• **WHAT TO PRODUCE**
Retype the listing that follows, word for word.

-- Start of RECORDS SHOWN --

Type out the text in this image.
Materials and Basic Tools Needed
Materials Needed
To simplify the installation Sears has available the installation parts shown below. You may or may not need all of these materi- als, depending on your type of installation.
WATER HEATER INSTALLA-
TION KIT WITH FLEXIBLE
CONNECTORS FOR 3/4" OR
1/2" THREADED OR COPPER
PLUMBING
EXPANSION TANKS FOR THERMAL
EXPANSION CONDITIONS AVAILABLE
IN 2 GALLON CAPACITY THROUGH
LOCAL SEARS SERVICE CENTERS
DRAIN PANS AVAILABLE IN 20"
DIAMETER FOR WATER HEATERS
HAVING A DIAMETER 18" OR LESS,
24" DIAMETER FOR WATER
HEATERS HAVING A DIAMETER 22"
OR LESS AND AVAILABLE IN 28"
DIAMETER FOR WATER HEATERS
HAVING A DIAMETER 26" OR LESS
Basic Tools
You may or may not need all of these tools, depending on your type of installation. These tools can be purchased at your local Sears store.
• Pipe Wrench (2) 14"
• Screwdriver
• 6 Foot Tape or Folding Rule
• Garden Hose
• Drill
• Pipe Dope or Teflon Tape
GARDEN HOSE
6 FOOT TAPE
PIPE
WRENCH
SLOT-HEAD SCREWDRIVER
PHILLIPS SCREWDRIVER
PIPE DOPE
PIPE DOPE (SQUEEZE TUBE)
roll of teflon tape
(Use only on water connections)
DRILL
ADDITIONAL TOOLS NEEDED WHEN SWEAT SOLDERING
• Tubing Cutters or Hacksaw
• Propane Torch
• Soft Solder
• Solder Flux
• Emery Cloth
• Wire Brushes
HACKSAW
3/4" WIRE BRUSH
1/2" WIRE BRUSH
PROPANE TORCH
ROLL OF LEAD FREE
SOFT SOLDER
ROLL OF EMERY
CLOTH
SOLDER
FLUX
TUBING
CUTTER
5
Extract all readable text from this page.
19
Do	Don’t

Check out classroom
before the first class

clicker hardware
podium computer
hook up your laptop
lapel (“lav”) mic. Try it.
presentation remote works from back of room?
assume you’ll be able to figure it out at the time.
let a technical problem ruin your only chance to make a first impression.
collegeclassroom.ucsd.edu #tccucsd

-- End of RECORDS SHOWN --

• **EXPECTED ANSWER**
Type out the text in this image.
Materials and Basic Tools Needed
Materials Needed
To simplify the installation Sears has available the installation parts shown below. You may or may not need all of these materi- als, depending on your type of installation.
WATER HEATER INSTALLA-
TION KIT WITH FLEXIBLE
CONNECTORS FOR 3/4" OR
1/2" THREADED OR COPPER
PLUMBING
EXPANSION TANKS FOR THERMAL
EXPANSION CONDITIONS AVAILABLE
IN 2 GALLON CAPACITY THROUGH
LOCAL SEARS SERVICE CENTERS
DRAIN PANS AVAILABLE IN 20"
DIAMETER FOR WATER HEATERS
HAVING A DIAMETER 18" OR LESS,
24" DIAMETER FOR WATER
HEATERS HAVING A DIAMETER 22"
OR LESS AND AVAILABLE IN 28"
DIAMETER FOR WATER HEATERS
HAVING A DIAMETER 26" OR LESS
Basic Tools
You may or may not need all of these tools, depending on your type of installation. These tools can be purchased at your local Sears store.
• Pipe Wrench (2) 14"
• Screwdriver
• 6 Foot Tape or Folding Rule
• Garden Hose
• Drill
• Pipe Dope or Teflon Tape
GARDEN HOSE
6 FOOT TAPE
PIPE
WRENCH
SLOT-HEAD SCREWDRIVER
PHILLIPS SCREWDRIVER
PIPE DOPE
PIPE DOPE (SQUEEZE TUBE)
roll of teflon tape
(Use only on water connections)
DRILL
ADDITIONAL TOOLS NEEDED WHEN SWEAT SOLDERING
• Tubing Cutters or Hacksaw
• Propane Torch
• Soft Solder
• Solder Flux
• Emery Cloth
• Wire Brushes
HACKSAW
3/4" WIRE BRUSH
1/2" WIRE BRUSH
PROPANE TORCH
ROLL OF LEAD FREE
SOFT SOLDER
ROLL OF EMERY
CLOTH
SOLDER
FLUX
TUBING
CUTTER
5
Extract all readable text from this page.
19
Do	Don’t

Check out classroom
before the first class

clicker hardware
podium computer
hook up your laptop
lapel (“lav”) mic. Try it.
presentation remote works from back of room?
assume you’ll be able to figure it out at the time.
let a technical problem ruin your only chance to make a first impression.
collegeclassroom.ucsd.edu #tccucsd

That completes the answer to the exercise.